Extracts from a graphics dataset:
==============================
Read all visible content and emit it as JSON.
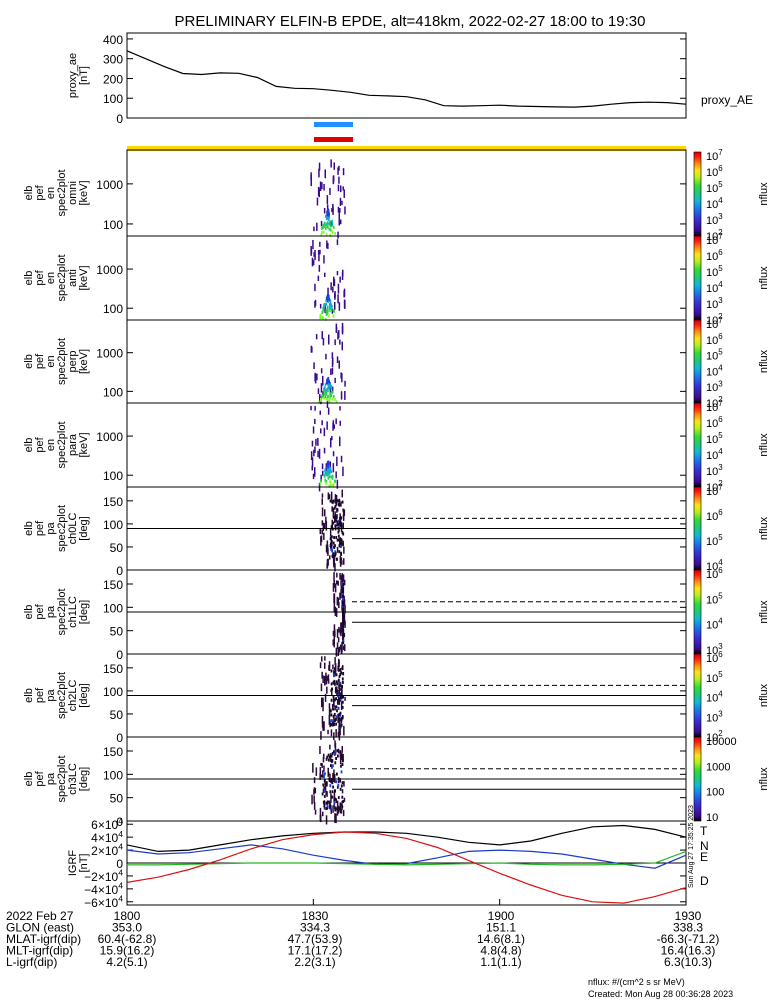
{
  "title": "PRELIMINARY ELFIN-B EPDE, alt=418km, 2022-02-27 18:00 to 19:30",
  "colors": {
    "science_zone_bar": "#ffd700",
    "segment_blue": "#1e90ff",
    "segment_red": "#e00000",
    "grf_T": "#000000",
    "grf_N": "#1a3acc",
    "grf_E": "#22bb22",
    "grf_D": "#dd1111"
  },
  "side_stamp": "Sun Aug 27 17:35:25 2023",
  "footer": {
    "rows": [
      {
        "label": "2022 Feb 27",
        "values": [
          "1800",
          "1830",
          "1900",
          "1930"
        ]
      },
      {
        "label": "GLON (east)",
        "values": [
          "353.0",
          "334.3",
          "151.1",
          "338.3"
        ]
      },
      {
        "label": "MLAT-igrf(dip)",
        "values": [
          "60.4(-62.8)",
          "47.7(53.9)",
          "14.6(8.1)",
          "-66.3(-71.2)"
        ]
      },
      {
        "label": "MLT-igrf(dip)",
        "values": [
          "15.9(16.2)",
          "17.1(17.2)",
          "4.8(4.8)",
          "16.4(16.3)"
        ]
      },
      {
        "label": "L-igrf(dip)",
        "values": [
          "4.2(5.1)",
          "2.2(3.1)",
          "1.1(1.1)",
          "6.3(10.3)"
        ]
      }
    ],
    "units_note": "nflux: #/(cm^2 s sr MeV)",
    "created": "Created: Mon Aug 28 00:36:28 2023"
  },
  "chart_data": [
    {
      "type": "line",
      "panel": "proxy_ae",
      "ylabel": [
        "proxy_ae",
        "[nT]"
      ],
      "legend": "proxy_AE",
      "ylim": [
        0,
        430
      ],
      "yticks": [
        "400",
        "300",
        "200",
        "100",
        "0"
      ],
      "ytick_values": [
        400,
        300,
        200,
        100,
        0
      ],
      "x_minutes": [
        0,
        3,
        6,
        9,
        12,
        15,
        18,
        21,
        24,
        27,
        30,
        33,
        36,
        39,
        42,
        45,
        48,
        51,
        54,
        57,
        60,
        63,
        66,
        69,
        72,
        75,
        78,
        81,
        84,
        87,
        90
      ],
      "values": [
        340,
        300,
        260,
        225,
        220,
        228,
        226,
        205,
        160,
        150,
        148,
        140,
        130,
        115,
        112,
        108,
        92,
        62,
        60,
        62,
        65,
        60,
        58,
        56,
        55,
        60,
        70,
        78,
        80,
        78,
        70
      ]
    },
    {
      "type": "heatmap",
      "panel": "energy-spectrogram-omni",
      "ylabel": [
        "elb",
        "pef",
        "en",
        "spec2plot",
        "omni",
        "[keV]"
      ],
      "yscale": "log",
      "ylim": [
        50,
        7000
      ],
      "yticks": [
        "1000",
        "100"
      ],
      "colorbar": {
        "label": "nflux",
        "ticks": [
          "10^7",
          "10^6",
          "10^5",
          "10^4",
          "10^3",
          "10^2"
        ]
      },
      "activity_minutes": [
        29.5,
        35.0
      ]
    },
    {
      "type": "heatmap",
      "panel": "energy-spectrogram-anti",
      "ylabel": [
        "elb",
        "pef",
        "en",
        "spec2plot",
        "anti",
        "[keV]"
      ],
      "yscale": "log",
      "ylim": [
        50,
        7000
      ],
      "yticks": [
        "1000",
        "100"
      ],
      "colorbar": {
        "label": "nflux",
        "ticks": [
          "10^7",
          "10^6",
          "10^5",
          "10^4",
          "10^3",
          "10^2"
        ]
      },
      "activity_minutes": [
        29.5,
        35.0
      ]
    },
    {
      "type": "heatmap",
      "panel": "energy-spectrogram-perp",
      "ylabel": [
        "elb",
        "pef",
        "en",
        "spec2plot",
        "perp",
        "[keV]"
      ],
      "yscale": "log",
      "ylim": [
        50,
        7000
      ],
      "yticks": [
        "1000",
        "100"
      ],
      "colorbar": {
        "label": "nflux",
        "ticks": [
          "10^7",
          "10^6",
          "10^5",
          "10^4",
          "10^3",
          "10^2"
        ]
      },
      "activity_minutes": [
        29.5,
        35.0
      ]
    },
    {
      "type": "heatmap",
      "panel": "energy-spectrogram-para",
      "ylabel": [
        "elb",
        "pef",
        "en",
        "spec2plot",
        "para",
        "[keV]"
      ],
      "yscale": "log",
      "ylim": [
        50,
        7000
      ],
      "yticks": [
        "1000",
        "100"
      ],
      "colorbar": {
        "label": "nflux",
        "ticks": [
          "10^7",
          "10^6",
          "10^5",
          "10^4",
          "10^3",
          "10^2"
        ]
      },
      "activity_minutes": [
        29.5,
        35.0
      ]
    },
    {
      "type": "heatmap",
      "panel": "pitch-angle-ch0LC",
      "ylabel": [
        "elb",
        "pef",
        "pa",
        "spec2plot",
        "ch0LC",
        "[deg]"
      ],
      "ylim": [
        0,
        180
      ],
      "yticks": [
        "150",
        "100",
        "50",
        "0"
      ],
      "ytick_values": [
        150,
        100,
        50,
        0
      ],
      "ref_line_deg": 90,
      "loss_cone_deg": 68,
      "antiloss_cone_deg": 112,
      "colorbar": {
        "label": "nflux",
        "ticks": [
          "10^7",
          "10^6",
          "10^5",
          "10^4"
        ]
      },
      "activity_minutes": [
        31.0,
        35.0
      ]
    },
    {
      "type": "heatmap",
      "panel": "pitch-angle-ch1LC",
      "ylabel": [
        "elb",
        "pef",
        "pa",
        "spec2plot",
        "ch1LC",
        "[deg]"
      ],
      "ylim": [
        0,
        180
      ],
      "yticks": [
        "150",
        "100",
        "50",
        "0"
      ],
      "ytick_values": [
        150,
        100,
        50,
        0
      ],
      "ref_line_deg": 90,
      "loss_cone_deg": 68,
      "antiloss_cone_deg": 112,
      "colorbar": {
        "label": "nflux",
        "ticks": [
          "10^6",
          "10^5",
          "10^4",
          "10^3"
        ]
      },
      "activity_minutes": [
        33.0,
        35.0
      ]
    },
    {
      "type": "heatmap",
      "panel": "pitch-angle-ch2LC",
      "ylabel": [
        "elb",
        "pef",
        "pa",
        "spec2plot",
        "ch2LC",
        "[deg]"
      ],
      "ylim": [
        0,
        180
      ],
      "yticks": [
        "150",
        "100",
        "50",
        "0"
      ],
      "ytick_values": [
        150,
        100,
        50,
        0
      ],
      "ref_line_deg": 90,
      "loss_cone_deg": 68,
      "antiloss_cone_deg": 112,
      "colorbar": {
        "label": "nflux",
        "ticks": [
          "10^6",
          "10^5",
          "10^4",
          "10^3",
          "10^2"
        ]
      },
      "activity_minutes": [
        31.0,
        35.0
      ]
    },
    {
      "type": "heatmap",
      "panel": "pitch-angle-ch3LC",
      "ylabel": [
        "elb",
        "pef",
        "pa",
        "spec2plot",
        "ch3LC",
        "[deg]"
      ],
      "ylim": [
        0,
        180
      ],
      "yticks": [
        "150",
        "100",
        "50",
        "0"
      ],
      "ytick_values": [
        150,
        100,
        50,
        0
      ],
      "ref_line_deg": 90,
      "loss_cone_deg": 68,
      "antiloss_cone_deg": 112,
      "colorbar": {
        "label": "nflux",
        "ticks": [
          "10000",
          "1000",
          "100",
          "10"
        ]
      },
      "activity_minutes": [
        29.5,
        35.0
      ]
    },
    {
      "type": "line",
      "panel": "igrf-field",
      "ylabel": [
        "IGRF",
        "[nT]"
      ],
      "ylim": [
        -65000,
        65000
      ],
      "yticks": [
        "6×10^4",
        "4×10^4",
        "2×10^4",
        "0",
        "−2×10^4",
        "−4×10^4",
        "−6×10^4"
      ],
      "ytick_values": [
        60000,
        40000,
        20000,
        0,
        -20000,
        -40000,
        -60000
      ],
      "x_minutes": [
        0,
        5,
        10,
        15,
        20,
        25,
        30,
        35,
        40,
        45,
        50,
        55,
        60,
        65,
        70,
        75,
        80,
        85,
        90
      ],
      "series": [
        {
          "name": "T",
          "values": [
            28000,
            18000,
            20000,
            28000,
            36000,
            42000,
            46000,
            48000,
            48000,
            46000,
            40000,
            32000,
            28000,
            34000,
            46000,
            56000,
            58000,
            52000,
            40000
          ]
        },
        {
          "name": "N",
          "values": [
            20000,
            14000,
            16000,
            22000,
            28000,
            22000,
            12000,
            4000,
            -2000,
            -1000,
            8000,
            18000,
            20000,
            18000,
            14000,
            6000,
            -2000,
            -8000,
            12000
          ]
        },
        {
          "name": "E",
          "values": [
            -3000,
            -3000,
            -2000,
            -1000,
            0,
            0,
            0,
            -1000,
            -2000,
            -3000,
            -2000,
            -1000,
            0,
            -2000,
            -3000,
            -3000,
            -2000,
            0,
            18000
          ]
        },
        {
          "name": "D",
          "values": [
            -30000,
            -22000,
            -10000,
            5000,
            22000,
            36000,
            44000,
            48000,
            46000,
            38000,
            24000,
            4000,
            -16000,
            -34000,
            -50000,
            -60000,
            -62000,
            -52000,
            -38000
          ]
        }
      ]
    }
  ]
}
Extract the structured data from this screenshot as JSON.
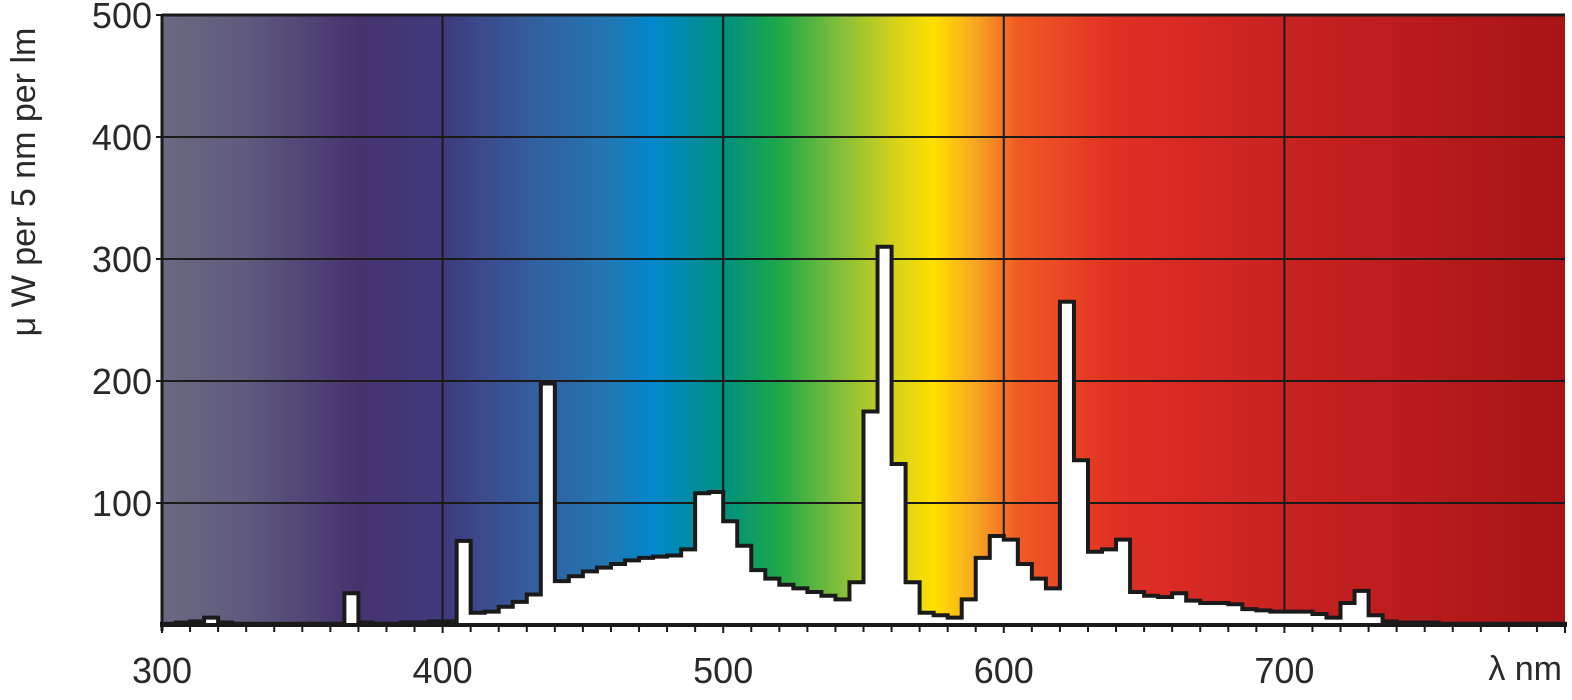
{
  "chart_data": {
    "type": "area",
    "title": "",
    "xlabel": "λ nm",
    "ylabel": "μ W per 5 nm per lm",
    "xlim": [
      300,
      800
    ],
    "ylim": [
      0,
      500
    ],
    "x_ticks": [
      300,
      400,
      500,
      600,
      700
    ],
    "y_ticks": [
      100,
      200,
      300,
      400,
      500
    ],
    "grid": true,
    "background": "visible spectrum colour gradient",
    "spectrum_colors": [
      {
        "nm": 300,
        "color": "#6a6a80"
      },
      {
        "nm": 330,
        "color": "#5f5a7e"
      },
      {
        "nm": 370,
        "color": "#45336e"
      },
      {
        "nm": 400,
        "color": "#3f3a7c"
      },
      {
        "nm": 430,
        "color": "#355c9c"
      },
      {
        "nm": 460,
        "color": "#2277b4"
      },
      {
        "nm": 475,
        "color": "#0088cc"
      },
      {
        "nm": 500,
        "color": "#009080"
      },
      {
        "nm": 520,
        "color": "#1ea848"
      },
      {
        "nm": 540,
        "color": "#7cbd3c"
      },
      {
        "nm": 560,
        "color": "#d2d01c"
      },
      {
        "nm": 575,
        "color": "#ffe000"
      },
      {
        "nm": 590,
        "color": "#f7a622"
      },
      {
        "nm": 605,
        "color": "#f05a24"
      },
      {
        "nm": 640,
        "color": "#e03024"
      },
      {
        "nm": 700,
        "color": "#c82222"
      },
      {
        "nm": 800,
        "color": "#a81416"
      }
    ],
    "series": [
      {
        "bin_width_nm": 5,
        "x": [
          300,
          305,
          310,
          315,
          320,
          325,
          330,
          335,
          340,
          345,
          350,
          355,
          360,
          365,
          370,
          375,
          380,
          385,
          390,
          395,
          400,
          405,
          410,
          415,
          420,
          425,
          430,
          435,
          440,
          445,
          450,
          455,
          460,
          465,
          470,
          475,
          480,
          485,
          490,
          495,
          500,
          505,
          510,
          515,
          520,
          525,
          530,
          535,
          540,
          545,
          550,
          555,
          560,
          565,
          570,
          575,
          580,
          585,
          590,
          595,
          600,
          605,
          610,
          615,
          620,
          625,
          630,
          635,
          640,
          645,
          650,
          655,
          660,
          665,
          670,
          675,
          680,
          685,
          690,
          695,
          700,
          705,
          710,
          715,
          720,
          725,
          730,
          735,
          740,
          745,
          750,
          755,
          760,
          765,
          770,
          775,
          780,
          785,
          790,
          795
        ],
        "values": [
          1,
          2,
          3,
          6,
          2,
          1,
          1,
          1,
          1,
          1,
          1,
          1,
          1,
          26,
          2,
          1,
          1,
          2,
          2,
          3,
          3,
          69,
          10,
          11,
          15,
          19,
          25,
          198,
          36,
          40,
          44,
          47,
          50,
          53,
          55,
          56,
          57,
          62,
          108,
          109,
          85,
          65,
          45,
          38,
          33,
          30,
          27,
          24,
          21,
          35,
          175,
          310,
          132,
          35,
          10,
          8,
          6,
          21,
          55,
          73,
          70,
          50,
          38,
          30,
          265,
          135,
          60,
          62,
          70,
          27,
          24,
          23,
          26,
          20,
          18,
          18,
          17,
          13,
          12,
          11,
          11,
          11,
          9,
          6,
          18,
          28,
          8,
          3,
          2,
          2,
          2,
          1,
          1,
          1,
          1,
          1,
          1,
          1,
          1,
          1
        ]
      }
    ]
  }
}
==============================
Required task: Search the records above for the string "energy". Copy every line that contains it.

Result of the task:
      "panel": "energy-spectrogram-omni",
      "panel": "energy-spectrogram-anti",
      "panel": "energy-spectrogram-perp",
      "panel": "energy-spectrogram-para",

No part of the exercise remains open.